--- start Provided records ---
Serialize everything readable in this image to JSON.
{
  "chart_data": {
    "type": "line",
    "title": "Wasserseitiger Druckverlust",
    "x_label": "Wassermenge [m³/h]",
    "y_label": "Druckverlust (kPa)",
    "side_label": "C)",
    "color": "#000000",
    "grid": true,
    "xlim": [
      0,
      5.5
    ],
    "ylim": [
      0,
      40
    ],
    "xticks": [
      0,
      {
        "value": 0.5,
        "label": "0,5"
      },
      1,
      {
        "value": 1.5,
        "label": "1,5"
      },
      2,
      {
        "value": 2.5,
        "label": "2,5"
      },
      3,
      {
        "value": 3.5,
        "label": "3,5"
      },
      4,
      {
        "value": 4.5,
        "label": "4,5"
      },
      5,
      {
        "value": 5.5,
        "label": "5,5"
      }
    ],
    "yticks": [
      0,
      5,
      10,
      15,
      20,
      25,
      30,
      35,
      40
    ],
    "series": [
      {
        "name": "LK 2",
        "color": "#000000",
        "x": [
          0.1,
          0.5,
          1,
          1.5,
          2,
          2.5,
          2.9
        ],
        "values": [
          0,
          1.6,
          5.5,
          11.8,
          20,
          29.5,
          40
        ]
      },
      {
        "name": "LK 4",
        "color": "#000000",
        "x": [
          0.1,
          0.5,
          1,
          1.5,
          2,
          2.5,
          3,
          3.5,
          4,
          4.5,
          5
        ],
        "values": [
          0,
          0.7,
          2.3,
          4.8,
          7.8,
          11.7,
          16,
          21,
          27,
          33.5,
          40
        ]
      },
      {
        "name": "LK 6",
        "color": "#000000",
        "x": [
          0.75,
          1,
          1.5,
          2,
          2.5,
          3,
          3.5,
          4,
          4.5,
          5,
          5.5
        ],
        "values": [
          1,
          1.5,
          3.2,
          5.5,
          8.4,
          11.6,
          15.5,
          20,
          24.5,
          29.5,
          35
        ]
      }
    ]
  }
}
--- end Provided records ---
--- start Provided records ---
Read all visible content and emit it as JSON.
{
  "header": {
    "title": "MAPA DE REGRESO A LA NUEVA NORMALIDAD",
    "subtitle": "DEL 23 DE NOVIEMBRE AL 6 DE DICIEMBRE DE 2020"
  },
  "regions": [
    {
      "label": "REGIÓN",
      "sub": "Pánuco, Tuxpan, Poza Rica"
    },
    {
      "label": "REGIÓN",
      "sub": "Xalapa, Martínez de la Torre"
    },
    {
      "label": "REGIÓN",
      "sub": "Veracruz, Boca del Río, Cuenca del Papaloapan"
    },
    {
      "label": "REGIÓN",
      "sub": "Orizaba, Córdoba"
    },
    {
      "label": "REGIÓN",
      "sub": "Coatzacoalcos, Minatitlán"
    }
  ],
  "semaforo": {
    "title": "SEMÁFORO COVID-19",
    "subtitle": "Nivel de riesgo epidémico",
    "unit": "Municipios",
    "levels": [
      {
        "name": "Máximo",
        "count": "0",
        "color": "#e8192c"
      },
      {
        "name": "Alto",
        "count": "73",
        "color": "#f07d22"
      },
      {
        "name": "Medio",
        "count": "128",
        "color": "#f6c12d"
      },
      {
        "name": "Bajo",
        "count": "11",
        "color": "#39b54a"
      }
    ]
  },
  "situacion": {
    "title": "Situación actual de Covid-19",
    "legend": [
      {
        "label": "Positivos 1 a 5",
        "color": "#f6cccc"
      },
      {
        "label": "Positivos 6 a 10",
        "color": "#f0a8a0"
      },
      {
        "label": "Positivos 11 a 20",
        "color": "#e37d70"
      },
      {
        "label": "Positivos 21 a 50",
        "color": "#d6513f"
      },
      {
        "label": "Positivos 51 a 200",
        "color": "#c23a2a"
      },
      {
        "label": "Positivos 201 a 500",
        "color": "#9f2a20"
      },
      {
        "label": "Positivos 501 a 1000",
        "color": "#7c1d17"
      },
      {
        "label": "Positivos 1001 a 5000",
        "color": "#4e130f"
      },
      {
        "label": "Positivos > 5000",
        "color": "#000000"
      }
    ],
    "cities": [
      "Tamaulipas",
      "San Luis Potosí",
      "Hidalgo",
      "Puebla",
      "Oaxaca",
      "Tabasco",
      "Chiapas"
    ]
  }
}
--- end Provided records ---
--- start Provided records ---
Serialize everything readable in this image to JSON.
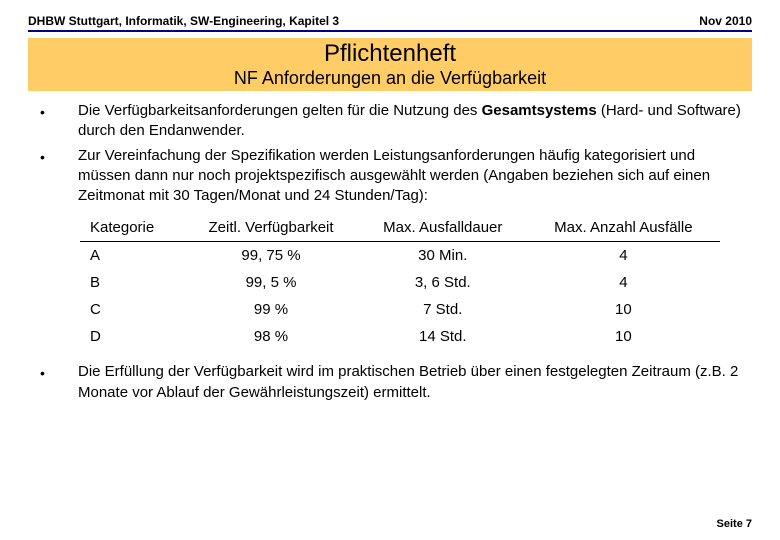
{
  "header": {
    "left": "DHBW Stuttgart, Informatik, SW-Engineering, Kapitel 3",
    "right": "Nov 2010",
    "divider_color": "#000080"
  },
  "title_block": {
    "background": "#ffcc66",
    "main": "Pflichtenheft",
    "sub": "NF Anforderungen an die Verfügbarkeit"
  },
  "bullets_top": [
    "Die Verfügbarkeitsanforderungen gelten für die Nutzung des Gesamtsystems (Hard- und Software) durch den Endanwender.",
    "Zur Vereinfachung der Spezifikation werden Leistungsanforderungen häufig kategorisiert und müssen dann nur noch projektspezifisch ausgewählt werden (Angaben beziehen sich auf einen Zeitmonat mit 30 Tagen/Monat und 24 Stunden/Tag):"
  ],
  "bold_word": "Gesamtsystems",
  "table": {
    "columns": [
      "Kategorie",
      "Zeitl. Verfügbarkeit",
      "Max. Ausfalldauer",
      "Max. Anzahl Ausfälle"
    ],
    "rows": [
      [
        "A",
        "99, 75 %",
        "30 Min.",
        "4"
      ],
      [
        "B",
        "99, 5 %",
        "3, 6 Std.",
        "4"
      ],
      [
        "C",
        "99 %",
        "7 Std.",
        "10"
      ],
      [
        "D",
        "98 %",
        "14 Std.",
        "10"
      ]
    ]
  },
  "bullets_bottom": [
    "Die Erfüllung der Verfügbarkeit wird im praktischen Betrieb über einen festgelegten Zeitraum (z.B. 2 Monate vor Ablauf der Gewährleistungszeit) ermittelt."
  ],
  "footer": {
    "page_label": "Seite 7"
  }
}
--- end Provided records ---
- **Required task**:
Look through the material and copy each line that has "name".

- **Answer below**:
        "name": "LK 2",
        "name": "LK 4",
        "name": "LK 6",
        "name": "Máximo",
        "name": "Alto",
        "name": "Medio",
        "name": "Bajo",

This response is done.